◆ To be done
[1] List every person named in the passage below about Al‑Jasser's execution.
[2] Answer these questions using the passage below about Al‑Jasser's execution:
(a) What did authorities seize during the raid at Al‑Jasser's home?
(b) How was the trial conducted?
(c) Who is the Program Director of the Committee to Protect Journalists?

◆ Source text
___

Al‑Jasser, in his late 40s, had been charged primarily due to his alleged operation of a social‑media account on X (formerly Twitter), which posted claims of corruption within the royal family and controversial commentary about militant groups. His arrest involved a raid at his home where authorities seized his devices. The trial was conducted in secret, with very little transparency on procedure, whereabouts, or duration.
Human rights advocates and journalist organizations strongly condemn the execution. The Committee to Protect Journalists (CPJ) denounced it as further evidence of Saudi Arabia’s repression of media voices, asserting that the unresolved 2018 murder of Jamal Khashoggi—even after international outrage—had emboldened Crown Prince Mohammed bin Salman to intensify crackdowns.. CPJ Program Director Carlos Martínez de la Serna remarked that the lack of justice in Khashoggi’s case “emboldened” the regime.

___

◆ Provided data
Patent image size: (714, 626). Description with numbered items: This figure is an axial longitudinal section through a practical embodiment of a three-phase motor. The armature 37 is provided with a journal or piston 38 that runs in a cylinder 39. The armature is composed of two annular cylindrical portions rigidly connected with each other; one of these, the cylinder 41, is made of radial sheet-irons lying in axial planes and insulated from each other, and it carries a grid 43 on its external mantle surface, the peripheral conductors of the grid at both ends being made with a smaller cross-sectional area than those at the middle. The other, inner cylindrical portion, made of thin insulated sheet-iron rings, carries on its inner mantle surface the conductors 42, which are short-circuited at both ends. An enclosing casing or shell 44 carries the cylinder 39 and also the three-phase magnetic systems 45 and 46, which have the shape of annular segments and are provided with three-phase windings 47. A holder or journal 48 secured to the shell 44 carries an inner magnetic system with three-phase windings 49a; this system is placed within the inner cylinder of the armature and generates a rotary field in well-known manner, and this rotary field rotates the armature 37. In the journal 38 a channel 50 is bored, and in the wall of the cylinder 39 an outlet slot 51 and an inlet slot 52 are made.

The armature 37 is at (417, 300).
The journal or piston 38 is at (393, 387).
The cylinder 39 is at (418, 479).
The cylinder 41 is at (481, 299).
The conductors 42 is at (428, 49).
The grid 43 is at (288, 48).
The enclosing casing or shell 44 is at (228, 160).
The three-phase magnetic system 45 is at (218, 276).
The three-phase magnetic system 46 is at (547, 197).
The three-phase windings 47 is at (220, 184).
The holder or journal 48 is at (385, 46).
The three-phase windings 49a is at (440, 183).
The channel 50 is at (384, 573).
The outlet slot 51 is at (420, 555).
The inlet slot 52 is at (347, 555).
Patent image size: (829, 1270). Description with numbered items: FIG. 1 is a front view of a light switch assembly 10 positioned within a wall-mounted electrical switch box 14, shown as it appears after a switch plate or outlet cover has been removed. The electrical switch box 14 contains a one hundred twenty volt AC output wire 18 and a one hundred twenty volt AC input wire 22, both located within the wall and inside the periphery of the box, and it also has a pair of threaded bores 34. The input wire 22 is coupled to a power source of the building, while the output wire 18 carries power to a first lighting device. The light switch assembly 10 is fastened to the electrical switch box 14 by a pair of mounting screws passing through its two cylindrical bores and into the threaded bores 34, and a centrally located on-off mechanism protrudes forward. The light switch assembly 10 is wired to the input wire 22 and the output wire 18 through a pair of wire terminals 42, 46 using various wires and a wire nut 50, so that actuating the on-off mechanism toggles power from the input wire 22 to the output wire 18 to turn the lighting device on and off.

___

◆ Responses per task
[1]
Al‑Jasser
Jamal Khashoggi
Crown Prince Mohammed bin Salman
Carlos Martínez de la Serna

[2]
(a) His devices.
(b) In secret, with very little transparency on procedure, whereabouts, or duration.
(c) Carlos Martínez de la Serna.